### [Exercise goal]
Repeat each line exactly, leaving nothing out.

--------------------------------

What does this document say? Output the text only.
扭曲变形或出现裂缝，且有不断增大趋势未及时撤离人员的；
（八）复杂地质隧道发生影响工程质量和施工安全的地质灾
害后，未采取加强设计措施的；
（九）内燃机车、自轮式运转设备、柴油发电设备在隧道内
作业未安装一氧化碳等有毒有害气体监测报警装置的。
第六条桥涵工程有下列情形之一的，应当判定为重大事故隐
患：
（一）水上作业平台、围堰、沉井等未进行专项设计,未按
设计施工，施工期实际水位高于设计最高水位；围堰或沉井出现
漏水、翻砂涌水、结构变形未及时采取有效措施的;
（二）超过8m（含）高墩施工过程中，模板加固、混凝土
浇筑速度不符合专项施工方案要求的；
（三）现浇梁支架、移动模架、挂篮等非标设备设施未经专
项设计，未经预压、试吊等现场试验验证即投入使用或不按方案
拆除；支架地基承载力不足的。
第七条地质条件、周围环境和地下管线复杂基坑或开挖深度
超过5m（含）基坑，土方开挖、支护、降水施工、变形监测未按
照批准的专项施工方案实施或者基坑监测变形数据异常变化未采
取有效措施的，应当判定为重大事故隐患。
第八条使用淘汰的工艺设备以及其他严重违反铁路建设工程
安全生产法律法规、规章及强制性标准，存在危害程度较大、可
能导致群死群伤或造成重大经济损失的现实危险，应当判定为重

--------------------------------

### [Exercise answer]
What does this document say? Output the text only.
扭曲变形或出现裂缝，且有不断增大趋势未及时撤离人员的；
（八）复杂地质隧道发生影响工程质量和施工安全的地质灾
害后，未采取加强设计措施的；
（九）内燃机车、自轮式运转设备、柴油发电设备在隧道内
作业未安装一氧化碳等有毒有害气体监测报警装置的。
第六条桥涵工程有下列情形之一的，应当判定为重大事故隐
患：
（一）水上作业平台、围堰、沉井等未进行专项设计,未按
设计施工，施工期实际水位高于设计最高水位；围堰或沉井出现
漏水、翻砂涌水、结构变形未及时采取有效措施的;
（二）超过8m（含）高墩施工过程中，模板加固、混凝土
浇筑速度不符合专项施工方案要求的；
（三）现浇梁支架、移动模架、挂篮等非标设备设施未经专
项设计，未经预压、试吊等现场试验验证即投入使用或不按方案
拆除；支架地基承载力不足的。
第七条地质条件、周围环境和地下管线复杂基坑或开挖深度
超过5m（含）基坑，土方开挖、支护、降水施工、变形监测未按
照批准的专项施工方案实施或者基坑监测变形数据异常变化未采
取有效措施的，应当判定为重大事故隐患。
第八条使用淘汰的工艺设备以及其他严重违反铁路建设工程
安全生产法律法规、规章及强制性标准，存在危害程度较大、可
能导致群死群伤或造成重大经济损失的现实危险，应当判定为重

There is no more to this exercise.